__Goal__
Give back the full material, exactly as it reads.

__Record excerpts__
□ □ □ □ □
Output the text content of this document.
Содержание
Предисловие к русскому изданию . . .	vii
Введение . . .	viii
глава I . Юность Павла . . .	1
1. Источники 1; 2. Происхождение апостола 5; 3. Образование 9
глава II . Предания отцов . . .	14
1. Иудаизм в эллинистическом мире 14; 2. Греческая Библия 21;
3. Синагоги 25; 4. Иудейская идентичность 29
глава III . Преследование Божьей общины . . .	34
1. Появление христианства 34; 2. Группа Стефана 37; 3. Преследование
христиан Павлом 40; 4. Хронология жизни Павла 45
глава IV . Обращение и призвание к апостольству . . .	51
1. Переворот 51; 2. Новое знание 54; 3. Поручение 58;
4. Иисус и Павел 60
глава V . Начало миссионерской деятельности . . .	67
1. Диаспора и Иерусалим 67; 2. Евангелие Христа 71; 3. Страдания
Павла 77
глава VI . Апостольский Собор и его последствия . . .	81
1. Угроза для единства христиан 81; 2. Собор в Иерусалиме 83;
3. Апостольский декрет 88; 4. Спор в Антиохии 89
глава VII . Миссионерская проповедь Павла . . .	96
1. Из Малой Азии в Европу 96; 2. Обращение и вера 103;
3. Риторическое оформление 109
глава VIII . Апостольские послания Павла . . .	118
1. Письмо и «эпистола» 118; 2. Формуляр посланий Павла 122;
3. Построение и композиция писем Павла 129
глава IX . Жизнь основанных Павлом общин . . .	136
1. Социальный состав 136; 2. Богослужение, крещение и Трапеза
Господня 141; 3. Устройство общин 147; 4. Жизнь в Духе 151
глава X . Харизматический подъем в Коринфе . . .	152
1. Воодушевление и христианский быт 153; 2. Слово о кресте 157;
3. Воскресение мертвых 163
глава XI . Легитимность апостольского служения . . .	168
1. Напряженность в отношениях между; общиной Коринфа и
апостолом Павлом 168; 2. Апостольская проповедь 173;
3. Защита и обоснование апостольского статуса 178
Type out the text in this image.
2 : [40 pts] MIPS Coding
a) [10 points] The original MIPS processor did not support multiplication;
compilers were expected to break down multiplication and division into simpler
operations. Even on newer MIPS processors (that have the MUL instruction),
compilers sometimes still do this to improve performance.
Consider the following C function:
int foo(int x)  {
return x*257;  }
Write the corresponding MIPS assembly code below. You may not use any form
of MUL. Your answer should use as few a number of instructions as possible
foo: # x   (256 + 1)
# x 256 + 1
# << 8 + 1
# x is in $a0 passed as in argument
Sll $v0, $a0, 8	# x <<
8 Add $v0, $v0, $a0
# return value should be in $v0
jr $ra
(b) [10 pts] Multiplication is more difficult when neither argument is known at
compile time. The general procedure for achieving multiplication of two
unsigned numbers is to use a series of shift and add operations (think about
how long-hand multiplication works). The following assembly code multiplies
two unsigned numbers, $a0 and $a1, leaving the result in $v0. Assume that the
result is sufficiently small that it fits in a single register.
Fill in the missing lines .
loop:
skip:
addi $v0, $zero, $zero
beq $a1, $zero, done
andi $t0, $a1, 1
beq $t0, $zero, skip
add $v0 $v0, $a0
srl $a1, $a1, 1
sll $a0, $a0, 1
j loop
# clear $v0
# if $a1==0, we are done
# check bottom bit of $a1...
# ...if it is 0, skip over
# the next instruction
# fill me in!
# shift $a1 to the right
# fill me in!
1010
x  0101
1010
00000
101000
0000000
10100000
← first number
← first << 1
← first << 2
□ □ □ □ □
__Problem solution__
Output the text content of this document.
Содержание
Предисловие к русскому изданию . . .	vii
Введение . . .	viii
глава I . Юность Павла . . .	1
1. Источники 1; 2. Происхождение апостола 5; 3. Образование 9
глава II . Предания отцов . . .	14
1. Иудаизм в эллинистическом мире 14; 2. Греческая Библия 21;
3. Синагоги 25; 4. Иудейская идентичность 29
глава III . Преследование Божьей общины . . .	34
1. Появление христианства 34; 2. Группа Стефана 37; 3. Преследование
христиан Павлом 40; 4. Хронология жизни Павла 45
глава IV . Обращение и призвание к апостольству . . .	51
1. Переворот 51; 2. Новое знание 54; 3. Поручение 58;
4. Иисус и Павел 60
глава V . Начало миссионерской деятельности . . .	67
1. Диаспора и Иерусалим 67; 2. Евангелие Христа 71; 3. Страдания
Павла 77
глава VI . Апостольский Собор и его последствия . . .	81
1. Угроза для единства христиан 81; 2. Собор в Иерусалиме 83;
3. Апостольский декрет 88; 4. Спор в Антиохии 89
глава VII . Миссионерская проповедь Павла . . .	96
1. Из Малой Азии в Европу 96; 2. Обращение и вера 103;
3. Риторическое оформление 109
глава VIII . Апостольские послания Павла . . .	118
1. Письмо и «эпистола» 118; 2. Формуляр посланий Павла 122;
3. Построение и композиция писем Павла 129
глава IX . Жизнь основанных Павлом общин . . .	136
1. Социальный состав 136; 2. Богослужение, крещение и Трапеза
Господня 141; 3. Устройство общин 147; 4. Жизнь в Духе 151
глава X . Харизматический подъем в Коринфе . . .	152
1. Воодушевление и христианский быт 153; 2. Слово о кресте 157;
3. Воскресение мертвых 163
глава XI . Легитимность апостольского служения . . .	168
1. Напряженность в отношениях между; общиной Коринфа и
апостолом Павлом 168; 2. Апостольская проповедь 173;
3. Защита и обоснование апостольского статуса 178
Type out the text in this image.
2 : [40 pts] MIPS Coding
a) [10 points] The original MIPS processor did not support multiplication;
compilers were expected to break down multiplication and division into simpler
operations. Even on newer MIPS processors (that have the MUL instruction),
compilers sometimes still do this to improve performance.
Consider the following C function:
int foo(int x)  {
return x*257;  }
Write the corresponding MIPS assembly code below. You may not use any form
of MUL. Your answer should use as few a number of instructions as possible
foo: # x   (256 + 1)
# x 256 + 1
# << 8 + 1
# x is in $a0 passed as in argument
Sll $v0, $a0, 8	# x <<
8 Add $v0, $v0, $a0
# return value should be in $v0
jr $ra
(b) [10 pts] Multiplication is more difficult when neither argument is known at
compile time. The general procedure for achieving multiplication of two
unsigned numbers is to use a series of shift and add operations (think about
how long-hand multiplication works). The following assembly code multiplies
two unsigned numbers, $a0 and $a1, leaving the result in $v0. Assume that the
result is sufficiently small that it fits in a single register.
Fill in the missing lines .
loop:
skip:
addi $v0, $zero, $zero
beq $a1, $zero, done
andi $t0, $a1, 1
beq $t0, $zero, skip
add $v0 $v0, $a0
srl $a1, $a1, 1
sll $a0, $a0, 1
j loop
# clear $v0
# if $a1==0, we are done
# check bottom bit of $a1...
# ...if it is 0, skip over
# the next instruction
# fill me in!
# shift $a1 to the right
# fill me in!
1010
x  0101
1010
00000
101000
0000000
10100000
← first number
← first << 1
← first << 2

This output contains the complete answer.